EXERCISES =>
1 – Reproduce the passage of the LibriCSS recipe introduction from "# Introduction" up to and including "rate of 16 kHz.".
2 – According to the LibriCSS recipe introduction, what is the maximum right context the streaming model uses?

— Start SELECTED PASSAGE —

# Introduction
This is a multi-talker ASR recipe for the LibriCSS dataset. We train a Streaming
Unmixing and Recognition Transducer (SURT) model for the task. In this README,
we will describe the task, the model, and the training process. We will also
provide links to pre-trained models and training logs.
## Task
LibriCSS is a multi-talker meeting corpus formed from mixing together LibriSpeech utterances
and replaying in a real meeting room. It consists of 10 1-hour sessions of audio, each
recorded on a 7-channel microphone. The sessions are recorded at a sampling rate of 16 kHz.
For more information, refer to the paper:
Z. Chen et al., "Continuous speech separation: dataset and analysis,"
ICASSP 2020 - 2020 IEEE International Conference on Acoustics, Speech and Signal Processing (ICASSP),
Barcelona, Spain, 2020
In this recipe, we perform the "continuous, streaming, multi-talker ASR" task on LibriCSS.
* By "continuous", we mean that the model should be able to transcribe unsegmented audio
without the need of an external VAD.
* By "streaming", we mean that the model has limited right context. We use a right-context
of at most 32 frames (320 ms).
* By "multi-talker", we mean that the model should be able to transcribe overlapping speech
from multiple speakers.
For now, we do not care about speaker attribution, i.e., the transcription is speaker
agnostic. The evaluation depends on the particular model type. In this case, we use
the optimal reference combination WER (ORC-WER) metric as implemented in the
[meeteval](https://github.com/fgnt/meeteval) toolkit.

— End SELECTED PASSAGE —
— Start EXTRACTED RECORDS —

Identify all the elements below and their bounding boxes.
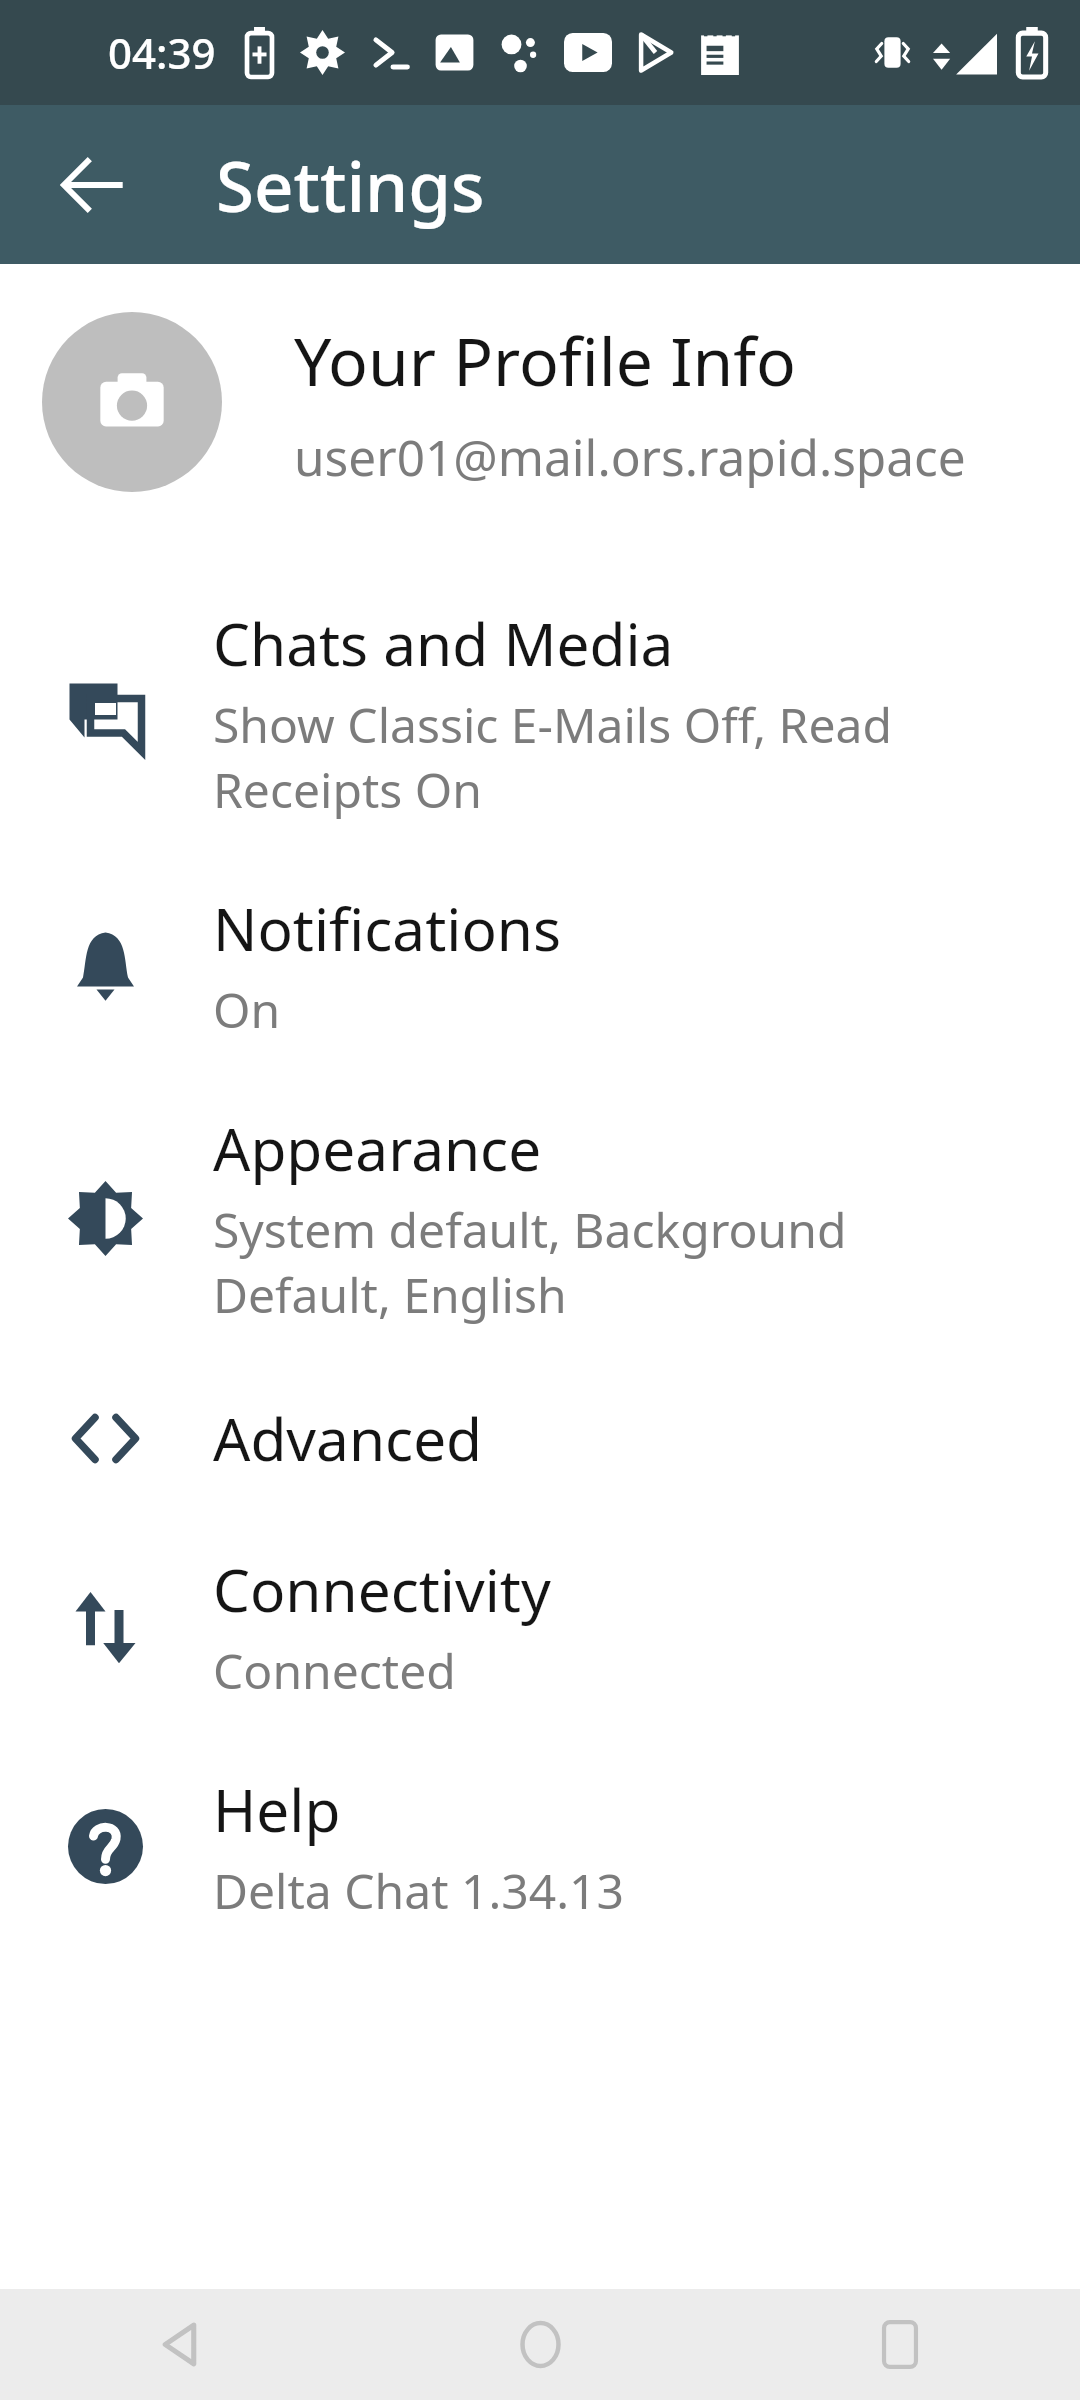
staticText: Appearance <box>213 1108 542 1188</box>
staticText: 04:39 <box>108 24 216 81</box>
button[interactable]: Advanced <box>0 1360 1080 1516</box>
button[interactable]: Chats and Media <box>0 570 1080 855</box>
button[interactable]: Appearance <box>0 1075 1080 1360</box>
staticText: Connected <box>213 1638 456 1703</box>
staticText: Show Classic E-Mails Off, Read Receipts … <box>213 692 1032 822</box>
staticText: Help <box>213 1769 341 1849</box>
button[interactable]: Recent apps <box>720 2289 1080 2400</box>
staticText: Settings <box>216 138 485 232</box>
staticText: Delta Chat 1.34.13 <box>213 1858 624 1923</box>
button[interactable]: Your Profile Info <box>0 264 1080 522</box>
staticText: Connectivity <box>213 1549 551 1629</box>
button[interactable]: Connectivity <box>0 1516 1080 1736</box>
staticText: System default, Background Default, Engl… <box>213 1197 1032 1327</box>
button[interactable]: Home <box>360 2289 720 2400</box>
staticText: On <box>213 977 281 1042</box>
staticText: Chats and Media <box>213 603 674 683</box>
button[interactable]: Back <box>24 116 162 254</box>
staticText: Advanced <box>213 1398 483 1478</box>
button[interactable]: Notifications <box>0 855 1080 1075</box>
staticText: Notifications <box>213 888 561 968</box>
staticText: user01@mail.ors.rapid.space <box>294 423 966 490</box>
button[interactable]: Back <box>0 2289 360 2400</box>
staticText: Your Profile Info <box>294 315 796 405</box>
button[interactable]: Help <box>0 1736 1080 1956</box>
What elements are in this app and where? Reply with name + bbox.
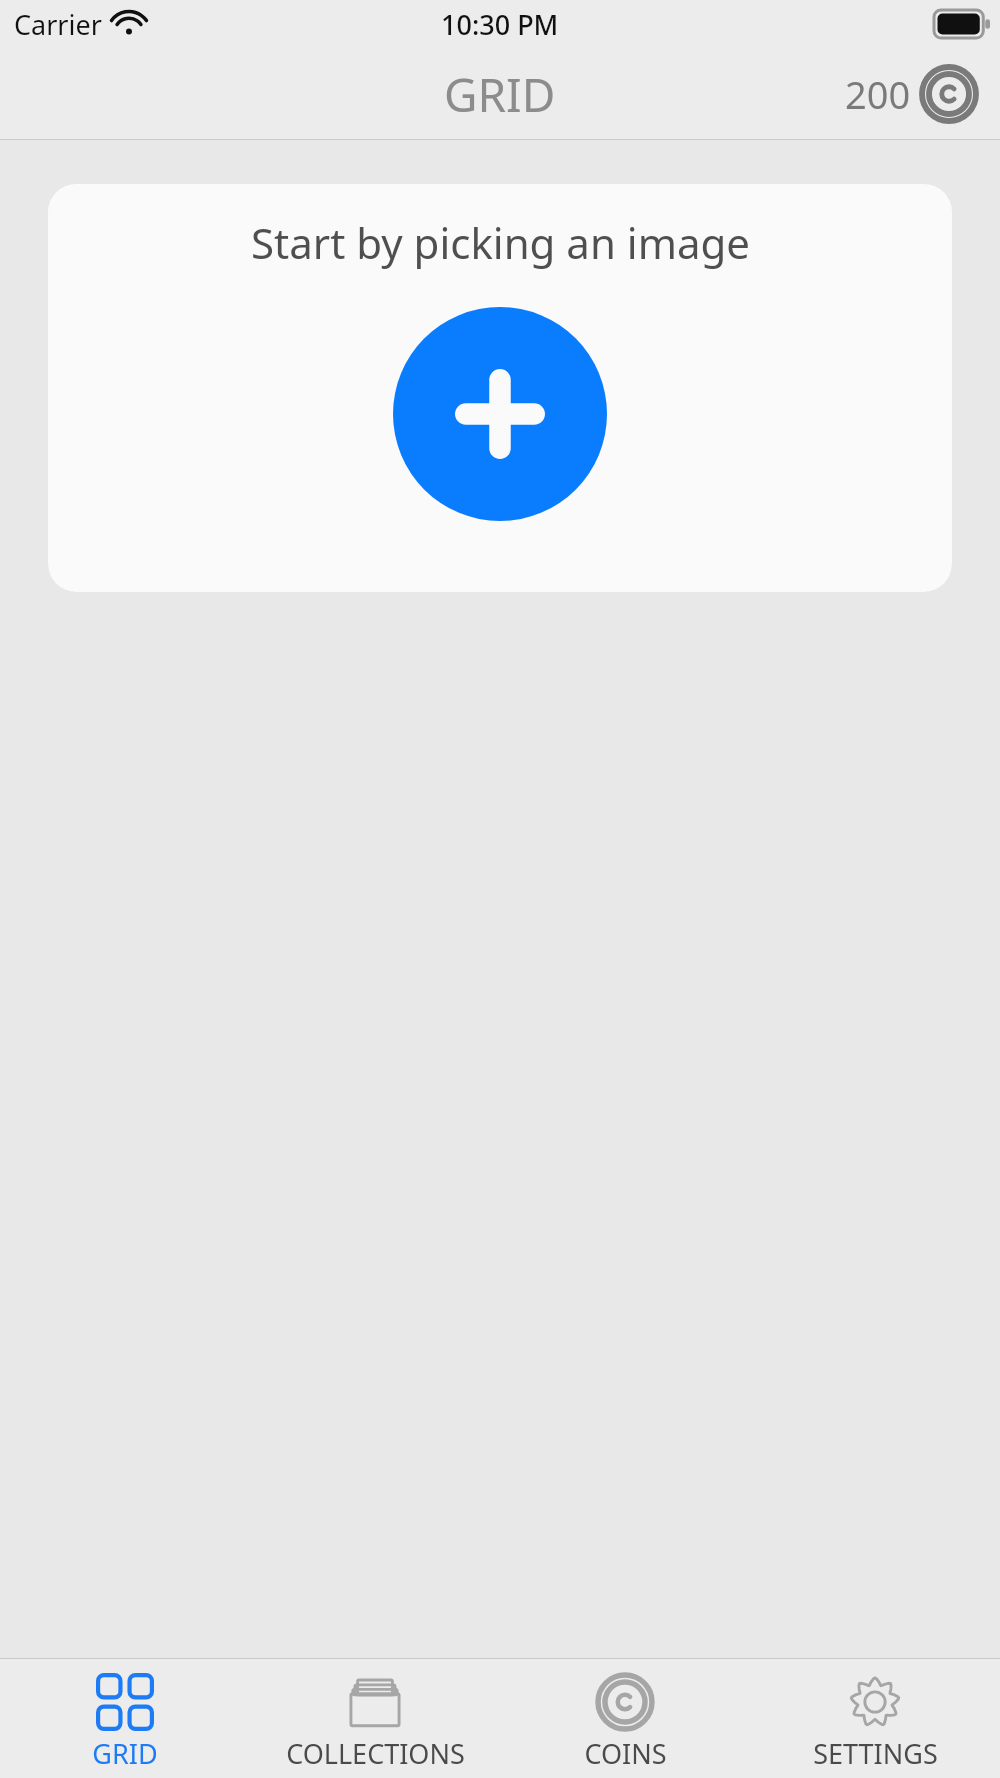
staticText: Carrier: [14, 6, 102, 43]
staticText: GRID: [444, 63, 556, 126]
staticText: COINS: [584, 1735, 667, 1772]
button[interactable]: 200: [845, 65, 978, 123]
button[interactable]: SETTINGS: [750, 1659, 1000, 1778]
button[interactable]: Pick an image: [393, 307, 607, 521]
staticText: 200: [845, 68, 911, 120]
staticText: SETTINGS: [813, 1735, 938, 1772]
staticText: GRID: [92, 1735, 158, 1772]
staticText: Start by picking an image: [251, 214, 750, 271]
button[interactable]: GRID: [0, 1659, 250, 1778]
button[interactable]: COLLECTIONS: [250, 1659, 500, 1778]
staticText: 10:30 PM: [441, 6, 559, 43]
other: Coins balance: [920, 65, 978, 123]
staticText: COLLECTIONS: [286, 1735, 465, 1772]
button[interactable]: COINS: [500, 1659, 750, 1778]
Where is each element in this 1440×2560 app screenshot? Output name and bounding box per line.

— End EXTRACTED RECORDS —

ANSWERS IN ORDER =>
1 –
# Introduction
This is a multi-talker ASR recipe for the LibriCSS dataset. We train a Streaming
Unmixing and Recognition Transducer (SURT) model for the task. In this README,
we will describe the task, the model, and the training process. We will also
provide links to pre-trained models and training logs.
## Task
LibriCSS is a multi-talker meeting corpus formed from mixing together LibriSpeech utterances
and replaying in a real meeting room. It consists of 10 1-hour sessions of audio, each
recorded on a 7-channel microphone. The sessions are recorded at a sampling rate of 16 kHz.

2 – At most 32 frames (320 ms).